### Record list ###

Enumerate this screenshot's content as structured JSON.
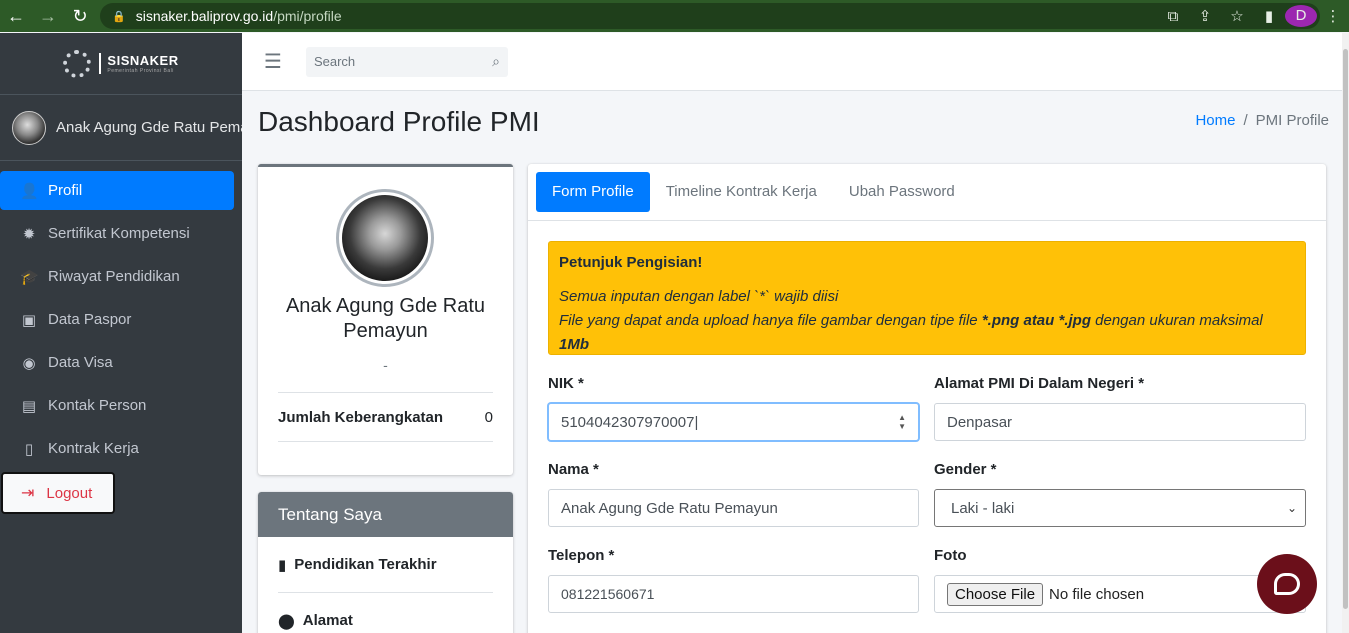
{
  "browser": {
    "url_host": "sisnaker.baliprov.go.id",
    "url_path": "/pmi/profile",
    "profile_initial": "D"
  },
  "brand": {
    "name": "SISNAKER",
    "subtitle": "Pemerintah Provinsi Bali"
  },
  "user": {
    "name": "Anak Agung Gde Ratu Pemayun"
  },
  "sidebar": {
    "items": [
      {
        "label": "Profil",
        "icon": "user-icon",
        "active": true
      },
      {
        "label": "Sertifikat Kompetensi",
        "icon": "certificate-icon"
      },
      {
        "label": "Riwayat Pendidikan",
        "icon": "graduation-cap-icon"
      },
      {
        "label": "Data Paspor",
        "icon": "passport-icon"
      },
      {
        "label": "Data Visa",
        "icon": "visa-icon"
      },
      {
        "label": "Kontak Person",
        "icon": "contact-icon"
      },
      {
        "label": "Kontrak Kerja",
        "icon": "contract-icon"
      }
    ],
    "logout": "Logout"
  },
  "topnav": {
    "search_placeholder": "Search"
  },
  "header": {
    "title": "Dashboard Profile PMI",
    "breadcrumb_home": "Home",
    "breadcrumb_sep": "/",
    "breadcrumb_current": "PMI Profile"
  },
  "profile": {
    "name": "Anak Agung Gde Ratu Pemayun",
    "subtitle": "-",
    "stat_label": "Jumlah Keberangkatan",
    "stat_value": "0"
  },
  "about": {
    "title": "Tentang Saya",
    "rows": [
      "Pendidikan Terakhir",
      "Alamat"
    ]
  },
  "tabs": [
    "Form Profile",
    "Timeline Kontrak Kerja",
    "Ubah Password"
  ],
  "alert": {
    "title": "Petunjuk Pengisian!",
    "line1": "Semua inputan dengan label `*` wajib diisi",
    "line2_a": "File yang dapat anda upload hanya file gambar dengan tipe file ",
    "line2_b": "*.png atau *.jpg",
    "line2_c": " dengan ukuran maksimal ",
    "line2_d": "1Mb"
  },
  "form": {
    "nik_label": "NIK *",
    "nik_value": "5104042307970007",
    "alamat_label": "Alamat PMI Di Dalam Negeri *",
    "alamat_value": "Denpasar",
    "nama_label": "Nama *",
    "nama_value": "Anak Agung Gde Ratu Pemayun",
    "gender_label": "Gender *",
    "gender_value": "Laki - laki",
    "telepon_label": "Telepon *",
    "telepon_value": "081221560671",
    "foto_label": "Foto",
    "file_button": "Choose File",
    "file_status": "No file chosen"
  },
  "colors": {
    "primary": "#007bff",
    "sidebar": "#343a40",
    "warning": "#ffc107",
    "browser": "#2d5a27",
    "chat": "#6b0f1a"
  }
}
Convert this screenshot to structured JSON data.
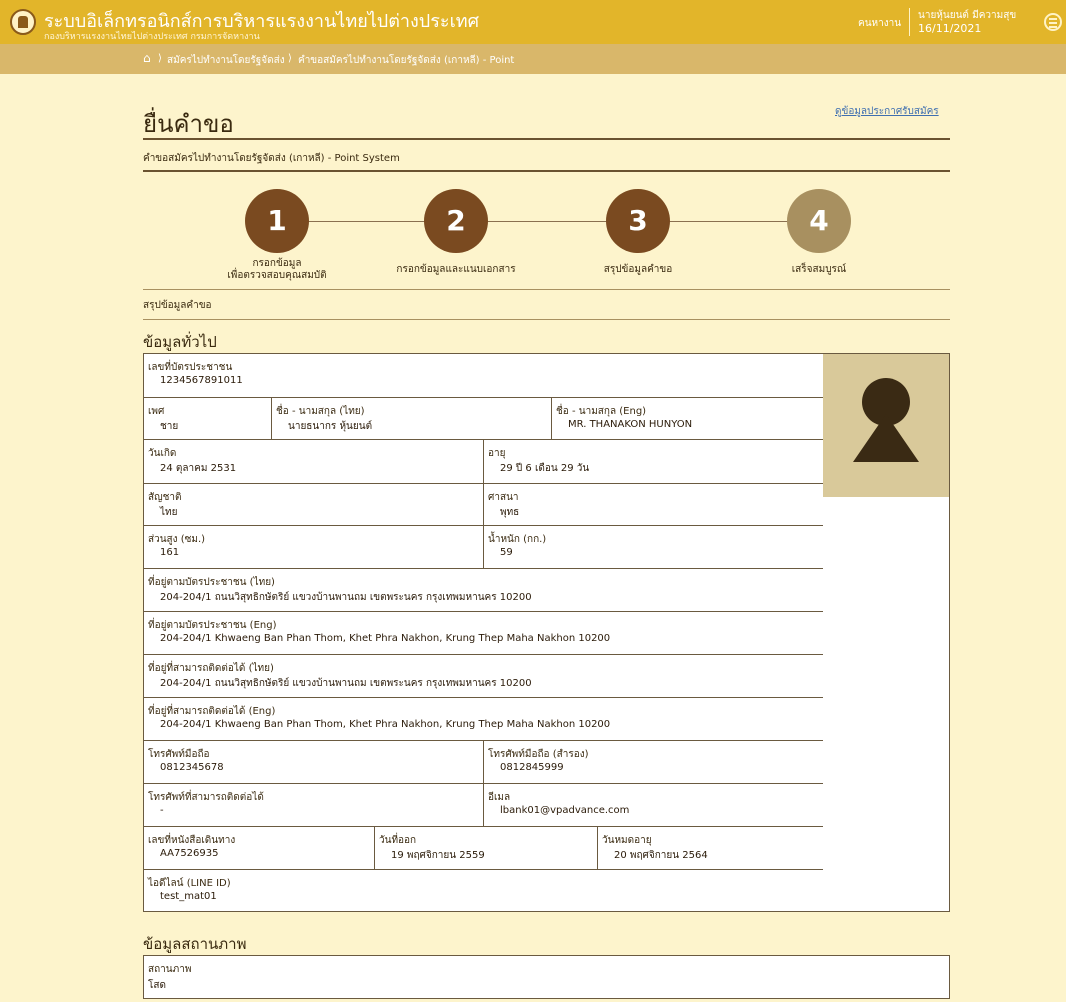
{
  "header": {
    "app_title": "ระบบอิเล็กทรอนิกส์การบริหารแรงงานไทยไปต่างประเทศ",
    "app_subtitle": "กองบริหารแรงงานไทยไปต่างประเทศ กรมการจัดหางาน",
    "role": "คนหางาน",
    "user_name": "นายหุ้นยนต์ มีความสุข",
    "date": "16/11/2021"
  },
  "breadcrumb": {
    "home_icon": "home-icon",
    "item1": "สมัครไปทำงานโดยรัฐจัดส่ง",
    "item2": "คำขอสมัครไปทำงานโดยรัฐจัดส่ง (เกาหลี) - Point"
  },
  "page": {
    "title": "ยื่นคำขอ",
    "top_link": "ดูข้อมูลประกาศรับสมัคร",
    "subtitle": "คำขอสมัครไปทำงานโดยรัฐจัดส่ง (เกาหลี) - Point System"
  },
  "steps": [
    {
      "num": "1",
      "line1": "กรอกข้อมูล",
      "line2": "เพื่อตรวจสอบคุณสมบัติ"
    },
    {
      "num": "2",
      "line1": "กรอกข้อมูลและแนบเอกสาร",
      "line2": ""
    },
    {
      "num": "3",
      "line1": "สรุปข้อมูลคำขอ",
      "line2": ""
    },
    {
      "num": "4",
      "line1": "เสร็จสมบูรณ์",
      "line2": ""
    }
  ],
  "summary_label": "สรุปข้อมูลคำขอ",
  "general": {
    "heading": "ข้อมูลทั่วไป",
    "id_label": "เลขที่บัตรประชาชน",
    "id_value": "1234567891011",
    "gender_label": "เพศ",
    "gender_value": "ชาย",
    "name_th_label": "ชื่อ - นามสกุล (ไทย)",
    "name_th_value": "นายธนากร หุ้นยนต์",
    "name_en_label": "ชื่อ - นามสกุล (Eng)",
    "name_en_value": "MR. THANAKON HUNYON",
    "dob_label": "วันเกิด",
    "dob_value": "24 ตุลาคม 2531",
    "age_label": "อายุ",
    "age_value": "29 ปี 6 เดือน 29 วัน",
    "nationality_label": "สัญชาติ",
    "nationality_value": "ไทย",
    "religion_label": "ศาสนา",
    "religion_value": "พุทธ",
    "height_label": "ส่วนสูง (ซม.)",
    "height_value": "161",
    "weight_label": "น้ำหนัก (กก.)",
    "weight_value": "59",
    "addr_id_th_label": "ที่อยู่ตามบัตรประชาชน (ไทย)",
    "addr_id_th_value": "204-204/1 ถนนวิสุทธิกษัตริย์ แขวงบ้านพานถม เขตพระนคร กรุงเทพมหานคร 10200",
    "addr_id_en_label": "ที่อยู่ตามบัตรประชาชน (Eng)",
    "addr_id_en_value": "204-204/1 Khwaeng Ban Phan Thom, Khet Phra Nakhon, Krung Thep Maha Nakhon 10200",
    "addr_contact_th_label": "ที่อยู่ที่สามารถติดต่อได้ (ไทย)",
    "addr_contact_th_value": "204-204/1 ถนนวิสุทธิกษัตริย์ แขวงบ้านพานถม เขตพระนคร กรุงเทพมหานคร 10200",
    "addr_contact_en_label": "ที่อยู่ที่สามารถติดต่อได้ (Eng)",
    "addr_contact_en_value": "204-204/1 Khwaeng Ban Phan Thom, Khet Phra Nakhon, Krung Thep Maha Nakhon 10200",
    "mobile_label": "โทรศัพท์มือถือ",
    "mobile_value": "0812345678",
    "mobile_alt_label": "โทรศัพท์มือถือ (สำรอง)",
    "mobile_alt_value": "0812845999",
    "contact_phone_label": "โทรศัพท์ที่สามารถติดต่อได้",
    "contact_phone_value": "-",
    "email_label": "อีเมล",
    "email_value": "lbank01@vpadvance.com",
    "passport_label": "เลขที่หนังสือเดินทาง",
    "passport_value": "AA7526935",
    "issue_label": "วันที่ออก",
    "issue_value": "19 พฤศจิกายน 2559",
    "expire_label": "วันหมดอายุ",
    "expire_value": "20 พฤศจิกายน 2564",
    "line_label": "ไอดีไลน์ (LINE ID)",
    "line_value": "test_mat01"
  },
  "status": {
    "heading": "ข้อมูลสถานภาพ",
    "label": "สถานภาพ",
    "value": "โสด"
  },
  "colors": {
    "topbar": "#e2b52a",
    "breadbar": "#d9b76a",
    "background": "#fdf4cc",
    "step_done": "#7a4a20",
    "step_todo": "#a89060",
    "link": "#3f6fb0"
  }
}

###

■ **Exercise directions**
State how many lines in the records above contain the word "งเทพมหานคร", and give only that number.

■ **Complete response**
2